** start of SUPPLIED RECORDS **
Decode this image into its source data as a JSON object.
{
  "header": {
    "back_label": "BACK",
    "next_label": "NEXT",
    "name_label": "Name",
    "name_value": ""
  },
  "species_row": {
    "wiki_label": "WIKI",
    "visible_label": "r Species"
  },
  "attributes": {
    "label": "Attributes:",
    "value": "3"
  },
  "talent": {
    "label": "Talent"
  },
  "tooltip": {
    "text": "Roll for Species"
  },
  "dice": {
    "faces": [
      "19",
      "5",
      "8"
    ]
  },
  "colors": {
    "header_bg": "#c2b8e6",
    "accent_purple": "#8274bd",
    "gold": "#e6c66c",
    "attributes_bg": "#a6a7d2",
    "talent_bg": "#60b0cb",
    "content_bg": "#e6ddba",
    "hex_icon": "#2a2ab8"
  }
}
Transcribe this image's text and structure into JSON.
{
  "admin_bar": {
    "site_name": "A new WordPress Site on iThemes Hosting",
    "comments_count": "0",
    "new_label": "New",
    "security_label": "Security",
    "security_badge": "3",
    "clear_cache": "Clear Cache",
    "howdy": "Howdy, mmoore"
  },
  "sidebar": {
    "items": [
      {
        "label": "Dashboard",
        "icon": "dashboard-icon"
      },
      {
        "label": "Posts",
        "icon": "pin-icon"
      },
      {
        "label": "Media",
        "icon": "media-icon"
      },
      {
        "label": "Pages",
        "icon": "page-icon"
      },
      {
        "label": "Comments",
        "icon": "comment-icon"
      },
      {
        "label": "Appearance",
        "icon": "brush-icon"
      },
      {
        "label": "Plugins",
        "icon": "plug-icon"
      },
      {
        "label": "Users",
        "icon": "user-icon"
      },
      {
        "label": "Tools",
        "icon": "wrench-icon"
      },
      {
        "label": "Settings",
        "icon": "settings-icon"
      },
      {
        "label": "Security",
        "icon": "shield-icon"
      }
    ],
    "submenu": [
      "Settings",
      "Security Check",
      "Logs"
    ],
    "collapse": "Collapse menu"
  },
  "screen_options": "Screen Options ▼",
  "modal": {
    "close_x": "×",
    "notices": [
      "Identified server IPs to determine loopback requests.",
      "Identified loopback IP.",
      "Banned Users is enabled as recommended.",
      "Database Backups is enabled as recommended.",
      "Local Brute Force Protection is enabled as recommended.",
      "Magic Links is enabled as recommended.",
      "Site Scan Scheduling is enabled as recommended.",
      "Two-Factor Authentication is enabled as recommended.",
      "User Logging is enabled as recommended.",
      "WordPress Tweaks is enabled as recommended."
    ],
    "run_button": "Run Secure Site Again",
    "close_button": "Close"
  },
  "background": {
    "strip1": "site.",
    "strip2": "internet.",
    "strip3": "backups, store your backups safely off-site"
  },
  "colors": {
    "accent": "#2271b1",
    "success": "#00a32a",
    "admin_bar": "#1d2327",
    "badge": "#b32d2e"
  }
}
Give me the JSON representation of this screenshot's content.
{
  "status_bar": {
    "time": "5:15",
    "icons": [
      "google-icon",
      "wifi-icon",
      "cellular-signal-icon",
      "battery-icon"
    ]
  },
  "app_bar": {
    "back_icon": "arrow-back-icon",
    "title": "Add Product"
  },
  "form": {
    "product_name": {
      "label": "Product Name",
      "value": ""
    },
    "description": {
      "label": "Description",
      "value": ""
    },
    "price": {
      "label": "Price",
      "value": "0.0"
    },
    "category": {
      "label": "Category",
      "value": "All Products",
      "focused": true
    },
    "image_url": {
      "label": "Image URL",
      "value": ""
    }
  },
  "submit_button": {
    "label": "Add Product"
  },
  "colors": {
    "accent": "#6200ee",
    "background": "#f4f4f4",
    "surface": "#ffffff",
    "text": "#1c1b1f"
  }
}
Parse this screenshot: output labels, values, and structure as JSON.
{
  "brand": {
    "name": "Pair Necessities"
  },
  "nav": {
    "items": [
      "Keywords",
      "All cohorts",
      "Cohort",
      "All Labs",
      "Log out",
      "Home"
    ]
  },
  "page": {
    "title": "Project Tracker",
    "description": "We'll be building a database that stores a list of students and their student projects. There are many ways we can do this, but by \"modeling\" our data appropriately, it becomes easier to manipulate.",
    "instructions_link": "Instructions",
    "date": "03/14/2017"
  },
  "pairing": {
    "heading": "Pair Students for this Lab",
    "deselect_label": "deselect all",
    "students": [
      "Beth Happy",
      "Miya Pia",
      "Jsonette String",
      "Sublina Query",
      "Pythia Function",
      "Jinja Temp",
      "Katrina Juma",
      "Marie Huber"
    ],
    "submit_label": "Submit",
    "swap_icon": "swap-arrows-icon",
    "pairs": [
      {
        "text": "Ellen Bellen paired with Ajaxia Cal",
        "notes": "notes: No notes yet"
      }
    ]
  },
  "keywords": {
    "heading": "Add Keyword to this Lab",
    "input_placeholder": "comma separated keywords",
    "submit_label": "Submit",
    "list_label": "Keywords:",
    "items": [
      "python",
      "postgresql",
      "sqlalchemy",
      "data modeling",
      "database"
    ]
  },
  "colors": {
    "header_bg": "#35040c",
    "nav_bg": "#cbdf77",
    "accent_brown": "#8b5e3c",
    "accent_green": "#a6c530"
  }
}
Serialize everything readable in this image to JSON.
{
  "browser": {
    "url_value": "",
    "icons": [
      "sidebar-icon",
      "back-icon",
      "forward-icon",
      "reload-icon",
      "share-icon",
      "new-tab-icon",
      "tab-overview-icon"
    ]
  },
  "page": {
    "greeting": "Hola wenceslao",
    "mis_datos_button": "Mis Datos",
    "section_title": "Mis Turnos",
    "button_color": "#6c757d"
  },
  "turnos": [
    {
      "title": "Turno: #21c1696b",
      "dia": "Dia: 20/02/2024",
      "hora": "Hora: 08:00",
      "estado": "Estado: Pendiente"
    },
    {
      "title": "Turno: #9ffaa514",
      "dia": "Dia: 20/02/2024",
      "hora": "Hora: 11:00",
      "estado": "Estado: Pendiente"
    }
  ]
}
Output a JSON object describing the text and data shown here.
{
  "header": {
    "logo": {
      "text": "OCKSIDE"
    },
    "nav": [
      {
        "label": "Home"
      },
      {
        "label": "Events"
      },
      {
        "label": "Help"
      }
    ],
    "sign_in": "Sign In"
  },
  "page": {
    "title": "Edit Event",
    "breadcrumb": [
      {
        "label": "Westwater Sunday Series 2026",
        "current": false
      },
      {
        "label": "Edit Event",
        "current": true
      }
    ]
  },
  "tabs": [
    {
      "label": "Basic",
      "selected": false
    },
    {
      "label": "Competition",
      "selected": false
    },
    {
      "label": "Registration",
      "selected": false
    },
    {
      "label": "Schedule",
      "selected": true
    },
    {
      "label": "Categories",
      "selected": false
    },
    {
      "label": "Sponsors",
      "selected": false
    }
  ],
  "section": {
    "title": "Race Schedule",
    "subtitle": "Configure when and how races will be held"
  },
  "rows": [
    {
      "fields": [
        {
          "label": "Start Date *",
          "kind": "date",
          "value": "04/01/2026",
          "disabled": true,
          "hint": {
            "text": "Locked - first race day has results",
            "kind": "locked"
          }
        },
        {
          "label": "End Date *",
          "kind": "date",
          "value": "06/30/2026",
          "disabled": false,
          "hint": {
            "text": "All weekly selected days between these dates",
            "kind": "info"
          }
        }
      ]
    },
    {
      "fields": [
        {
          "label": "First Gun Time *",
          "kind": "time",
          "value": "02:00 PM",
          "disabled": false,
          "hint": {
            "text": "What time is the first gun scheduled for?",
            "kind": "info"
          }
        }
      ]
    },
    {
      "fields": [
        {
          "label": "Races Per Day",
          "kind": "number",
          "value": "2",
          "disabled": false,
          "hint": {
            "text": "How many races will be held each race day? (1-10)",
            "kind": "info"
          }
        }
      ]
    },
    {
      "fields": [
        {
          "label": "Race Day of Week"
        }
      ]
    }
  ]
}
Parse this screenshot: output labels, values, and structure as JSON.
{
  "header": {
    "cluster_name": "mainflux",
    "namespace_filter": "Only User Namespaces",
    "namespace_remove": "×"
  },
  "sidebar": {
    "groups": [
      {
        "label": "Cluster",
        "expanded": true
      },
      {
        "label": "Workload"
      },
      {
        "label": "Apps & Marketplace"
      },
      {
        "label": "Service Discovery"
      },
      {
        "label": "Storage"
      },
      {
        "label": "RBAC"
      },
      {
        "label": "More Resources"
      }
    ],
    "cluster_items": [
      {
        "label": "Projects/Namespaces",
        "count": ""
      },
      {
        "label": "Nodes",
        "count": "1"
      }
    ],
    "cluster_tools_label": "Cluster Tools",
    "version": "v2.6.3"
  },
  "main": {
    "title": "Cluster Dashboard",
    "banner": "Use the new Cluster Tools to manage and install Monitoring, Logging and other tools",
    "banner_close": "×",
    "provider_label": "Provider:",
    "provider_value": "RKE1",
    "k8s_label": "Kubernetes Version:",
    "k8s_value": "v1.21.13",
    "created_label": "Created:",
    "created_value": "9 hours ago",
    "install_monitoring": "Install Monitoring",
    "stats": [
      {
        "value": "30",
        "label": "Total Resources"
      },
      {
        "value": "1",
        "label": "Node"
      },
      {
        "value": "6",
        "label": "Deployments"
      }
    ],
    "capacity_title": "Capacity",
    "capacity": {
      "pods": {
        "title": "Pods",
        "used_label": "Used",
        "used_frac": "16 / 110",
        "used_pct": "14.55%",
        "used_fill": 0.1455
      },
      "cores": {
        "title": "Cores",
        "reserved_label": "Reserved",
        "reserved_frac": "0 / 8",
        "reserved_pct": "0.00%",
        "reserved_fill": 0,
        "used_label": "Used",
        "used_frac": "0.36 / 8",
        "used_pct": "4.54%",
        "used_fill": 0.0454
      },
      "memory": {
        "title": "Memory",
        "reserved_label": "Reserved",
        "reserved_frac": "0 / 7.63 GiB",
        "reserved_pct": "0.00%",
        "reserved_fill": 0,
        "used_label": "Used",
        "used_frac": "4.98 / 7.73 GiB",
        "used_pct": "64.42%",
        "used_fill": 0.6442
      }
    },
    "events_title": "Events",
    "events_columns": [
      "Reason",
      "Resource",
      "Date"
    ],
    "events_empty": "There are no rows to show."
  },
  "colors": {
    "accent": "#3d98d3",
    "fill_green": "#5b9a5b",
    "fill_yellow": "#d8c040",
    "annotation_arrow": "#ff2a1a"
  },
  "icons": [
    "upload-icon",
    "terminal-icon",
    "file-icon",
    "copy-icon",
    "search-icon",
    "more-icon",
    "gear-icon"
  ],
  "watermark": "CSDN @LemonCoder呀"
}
** end of SUPPLIED RECORDS **
SET PROBLEM: Out of the material above, gather each line where "There" appears.

RESULT BELOW:
    "description": "We'll be building a database that stores a list of students and their student projects. There are many ways we can do this, but by \"modeling\" our data appropriately, it becomes easier to manipulate.",
    "events_empty": "There are no rows to show."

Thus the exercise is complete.